### Work to do
Extract the full listing verbatim and drop any pictures from your copy.

### Input
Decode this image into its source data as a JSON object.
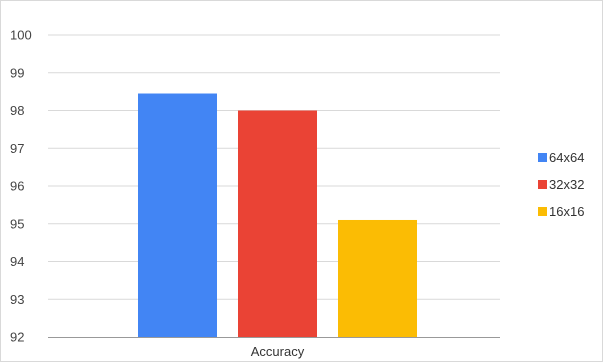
{
  "chart_data": {
    "type": "bar",
    "title": "",
    "xlabel": "",
    "ylabel": "",
    "categories": [
      "Accuracy"
    ],
    "series": [
      {
        "name": "64x64",
        "values": [
          98.45
        ],
        "color": "#4285f4"
      },
      {
        "name": "32x32",
        "values": [
          98.0
        ],
        "color": "#ea4335"
      },
      {
        "name": "16x16",
        "values": [
          95.1
        ],
        "color": "#fbbc04"
      }
    ],
    "ylim": [
      92,
      100
    ],
    "yticks": [
      "92",
      "93",
      "94",
      "95",
      "96",
      "97",
      "98",
      "99",
      "100"
    ],
    "grid": true,
    "legend_position": "right"
  }
}
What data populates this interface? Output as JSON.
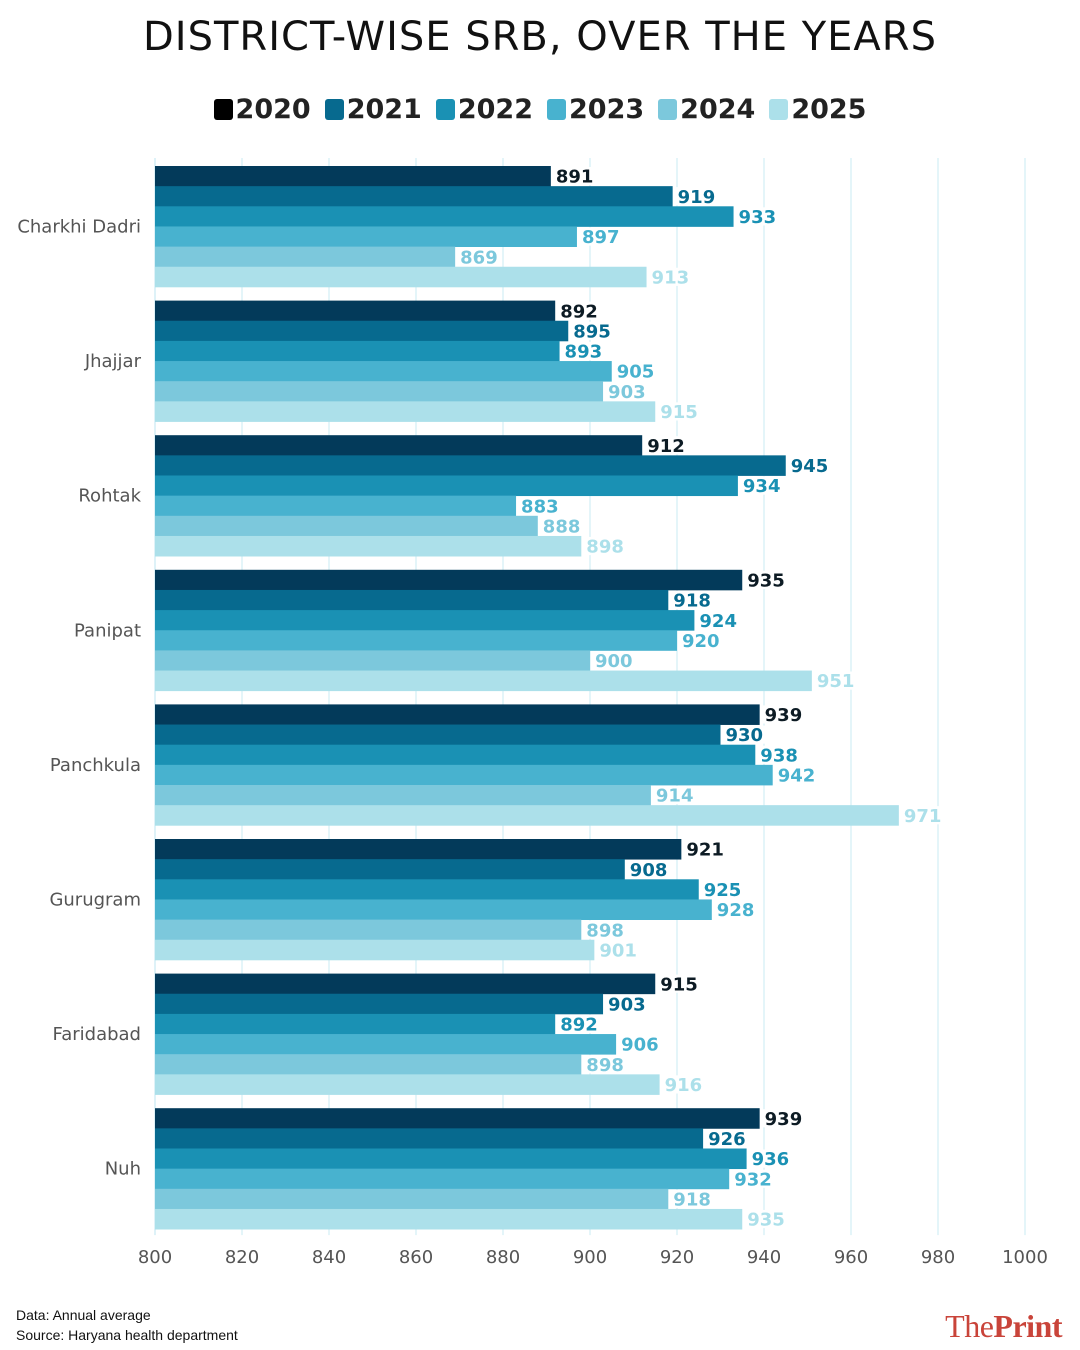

### Task output
Decode this image into its source data as a JSON object.
{
  "chart_data": {
    "type": "bar",
    "title": "",
    "xlabel": "",
    "ylabel": "",
    "categories": [
      "Accuracy"
    ],
    "series": [
      {
        "name": "64x64",
        "values": [
          98.45
        ],
        "color": "#4285f4"
      },
      {
        "name": "32x32",
        "values": [
          98.0
        ],
        "color": "#ea4335"
      },
      {
        "name": "16x16",
        "values": [
          95.1
        ],
        "color": "#fbbc04"
      }
    ],
    "ylim": [
      92,
      100
    ],
    "yticks": [
      "92",
      "93",
      "94",
      "95",
      "96",
      "97",
      "98",
      "99",
      "100"
    ],
    "grid": true,
    "legend_position": "right"
  }
}
What data populates this interface? Output as JSON.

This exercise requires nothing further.